== Text segment
An illustration of the port of Calicut, the heart of the spice trade, in 1572, as seen in Civitates orbis Terrarum, a 17th-century atlas of world cities. (Wikimedia Commons) PREMIUM
An illustration of the port of Calicut, the heart of the spice trade, in 1572, as seen in Civitates orbis Terrarum, a 17th-century atlas of world cities. (Wikimedia Commons)

They claimed to collect cinnamon from the nests of giant birds who gathered these bits of bark from unknown trees. The traders left huge chunks of meat for the birds to carry to their nests, they said; the nests would crack and crash from their weight, raining cinnamon onto the ground.

The lore around pepper was equally imaginative. Snakes guarded huge pepper forests in the East, the traders said. In order to drive them away, farmers had to set fire to the pepper trees, which is why the kernels ended up black and shrivelled.

Of course, it wasn’t the myths that kept Europeans away. It was sheer distance. The Arab traders were perfectly situated to build a monopoly and, amid soaring demand, prices soared too. Pepper was nicknamed the black gold. By the 1st century CE, the philosopher and military commander Pliny the Elder was complaining that the price of cinnamon had risen to 5 kg of silver for 350 gm. He was concerned, he said, that spices were draining away Roman wealth.
====
**Objectives**:
(A) List each distinct date, year, or century mentioned in the spice-trade passage.
(B) Decide whether each statement agrees with the spice-trade passage. Answer yes or no, and quote the deciding words.
(i) The traders claimed that snakes guarded pepper forests in the East.
(ii) Myths were what kept Europeans away from the source of the spices.
(iii) Pliny the Elder worried that spices were draining away Roman wealth.
(C) Continue the spice-trade passage from its last sentence with a few paragraphs in the same style.
== Recorded information
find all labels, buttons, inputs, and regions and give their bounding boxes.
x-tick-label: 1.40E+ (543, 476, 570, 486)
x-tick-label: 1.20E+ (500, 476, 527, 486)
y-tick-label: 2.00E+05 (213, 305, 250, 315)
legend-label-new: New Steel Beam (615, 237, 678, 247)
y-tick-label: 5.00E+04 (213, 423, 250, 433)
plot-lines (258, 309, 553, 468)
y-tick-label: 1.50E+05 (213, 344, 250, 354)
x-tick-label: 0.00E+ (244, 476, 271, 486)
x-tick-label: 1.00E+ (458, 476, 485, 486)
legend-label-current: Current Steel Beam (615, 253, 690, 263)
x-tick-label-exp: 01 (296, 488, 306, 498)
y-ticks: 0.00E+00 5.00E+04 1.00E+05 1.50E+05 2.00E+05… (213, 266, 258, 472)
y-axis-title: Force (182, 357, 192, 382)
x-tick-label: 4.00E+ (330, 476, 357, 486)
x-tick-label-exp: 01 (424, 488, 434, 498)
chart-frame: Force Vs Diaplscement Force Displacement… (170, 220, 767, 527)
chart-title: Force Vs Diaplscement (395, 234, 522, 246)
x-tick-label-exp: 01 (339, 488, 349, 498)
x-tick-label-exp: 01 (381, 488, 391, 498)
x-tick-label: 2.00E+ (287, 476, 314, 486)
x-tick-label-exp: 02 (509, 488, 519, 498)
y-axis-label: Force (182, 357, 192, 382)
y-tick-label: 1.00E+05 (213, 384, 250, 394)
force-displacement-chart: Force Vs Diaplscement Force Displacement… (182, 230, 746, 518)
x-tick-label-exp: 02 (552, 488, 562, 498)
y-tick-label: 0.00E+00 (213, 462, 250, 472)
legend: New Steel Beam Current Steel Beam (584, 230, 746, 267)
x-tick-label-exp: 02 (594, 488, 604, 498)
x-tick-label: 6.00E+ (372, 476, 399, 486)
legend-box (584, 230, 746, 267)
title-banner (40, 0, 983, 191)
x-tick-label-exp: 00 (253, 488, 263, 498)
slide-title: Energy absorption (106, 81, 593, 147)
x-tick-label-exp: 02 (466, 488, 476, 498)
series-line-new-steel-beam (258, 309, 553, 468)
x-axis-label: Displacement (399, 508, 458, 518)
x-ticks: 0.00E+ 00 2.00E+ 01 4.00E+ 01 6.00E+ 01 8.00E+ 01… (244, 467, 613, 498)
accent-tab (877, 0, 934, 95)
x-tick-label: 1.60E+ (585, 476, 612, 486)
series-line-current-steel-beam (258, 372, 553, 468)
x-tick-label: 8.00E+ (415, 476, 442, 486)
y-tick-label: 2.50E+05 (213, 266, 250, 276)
====
**Outputs for the tasks**:
(A)
1572
17th century
1st century CE

(B)
(i) Yes: "Snakes guarded huge pepper forests in the East, the traders said."
(ii) No: "Of course, it wasn’t the myths that kept Europeans away. It was sheer distance."
(iii) Yes: "He was concerned, he said, that spices were draining away Roman wealth."

(C)
Meanwhile, farmers in India couldn’t understand what Europe wanted with so much pepper. Indians used it in food, of course; but they also used turmeric, ginger, cumin and a range of other spices. “There was much scratching of heads until it was finally agreed that English houses were so cold that the walls were plastered with crushed pepper in order to produce heat,” Giles Milton writes in his book Nathaniel’s Nutmeg: How One Man’s Courage Changed the Course of History (1999), about the British-Dutch battle over that spice.

Today, there’s nutmeg in our lattes and cinnamon on doughnuts. But the secrets hidden in these plants are still being unravelled.

We’re learning, for instance, why Ceylon cinnamon is considered true cinnamon. There are two categories of this spice in nature: Ceylon cinnamon (C. verum) and Cassia. The former has a richer, well-rounded flavour. The latter grows in China (C. Cassia), Vietnam (C. loureirii) and Indonesia (C. burmanni), and isn’t very highly prized. Here’s why.

All cinnamon contains an oil named cinnamaldehyde. Cassia is 95% cinnamaldehyde, giving it a sharp but unidimensional flavour. Ceylon cinnamon is only about 55% cinnamaldehyde. The rest of it is mild, floral notes made up of compounds such as linalool and eugenol, which are activated when it is ground up or cooked as part of a dish.

All cinnamon also contains coumarin, a flavouring compound that can cause liver damage if consumed in very large doses. Yet again, Ceylon cinnamon edges out Cassia, with only 0.004% coumarin against the latter’s minimum of 0.5%.

As for the king of spices, pepper, readers of last week’s column will remember how Christopher Columbus said he sensed a link between it and the chillies he encountered in Hispaniola. Well, the chemical compound that gives pepper its spice, piperine, is 100 times less powerful than the capsaicin in chillies.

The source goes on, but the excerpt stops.